[Data extracted from a collection]
+ + +

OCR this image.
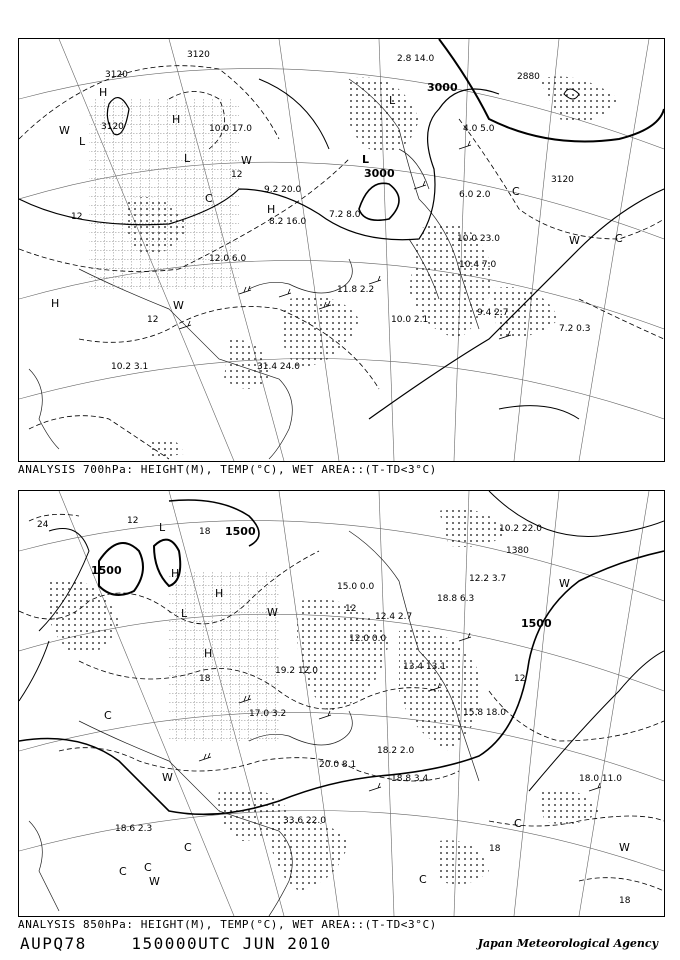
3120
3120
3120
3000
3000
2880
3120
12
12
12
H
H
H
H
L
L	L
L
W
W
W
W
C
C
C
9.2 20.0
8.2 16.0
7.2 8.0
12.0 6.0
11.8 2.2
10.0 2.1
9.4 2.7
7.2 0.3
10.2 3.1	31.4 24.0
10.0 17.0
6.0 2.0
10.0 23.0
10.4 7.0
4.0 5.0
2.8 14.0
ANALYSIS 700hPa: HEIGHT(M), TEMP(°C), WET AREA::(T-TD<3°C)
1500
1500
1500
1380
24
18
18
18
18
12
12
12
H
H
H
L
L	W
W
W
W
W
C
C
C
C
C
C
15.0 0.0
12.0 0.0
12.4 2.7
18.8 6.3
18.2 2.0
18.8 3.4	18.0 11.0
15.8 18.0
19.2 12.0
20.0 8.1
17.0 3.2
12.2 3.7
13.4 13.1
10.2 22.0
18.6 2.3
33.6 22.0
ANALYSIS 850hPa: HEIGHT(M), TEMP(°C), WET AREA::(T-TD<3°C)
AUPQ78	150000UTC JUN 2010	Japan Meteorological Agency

+ + +

### Stated task
Copy the records exactly as they appear, excluding images.

### Solution to the exercise
OCR this image.
3120
3120
3120
3000
3000
2880
3120
12
12
12
H
H
H
H
L
L	L
L
W
W
W
W
C
C
C
9.2 20.0
8.2 16.0
7.2 8.0
12.0 6.0
11.8 2.2
10.0 2.1
9.4 2.7
7.2 0.3
10.2 3.1	31.4 24.0
10.0 17.0
6.0 2.0
10.0 23.0
10.4 7.0
4.0 5.0
2.8 14.0
ANALYSIS 700hPa: HEIGHT(M), TEMP(°C), WET AREA::(T-TD<3°C)
1500
1500
1500
1380
24
18
18
18
18
12
12
12
H
H
H
L
L	W
W
W
W
W
C
C
C
C
C
C
15.0 0.0
12.0 0.0
12.4 2.7
18.8 6.3
18.2 2.0
18.8 3.4	18.0 11.0
15.8 18.0
19.2 12.0
20.0 8.1
17.0 3.2
12.2 3.7
13.4 13.1
10.2 22.0
18.6 2.3
33.6 22.0
ANALYSIS 850hPa: HEIGHT(M), TEMP(°C), WET AREA::(T-TD<3°C)
AUPQ78	150000UTC JUN 2010	Japan Meteorological Agency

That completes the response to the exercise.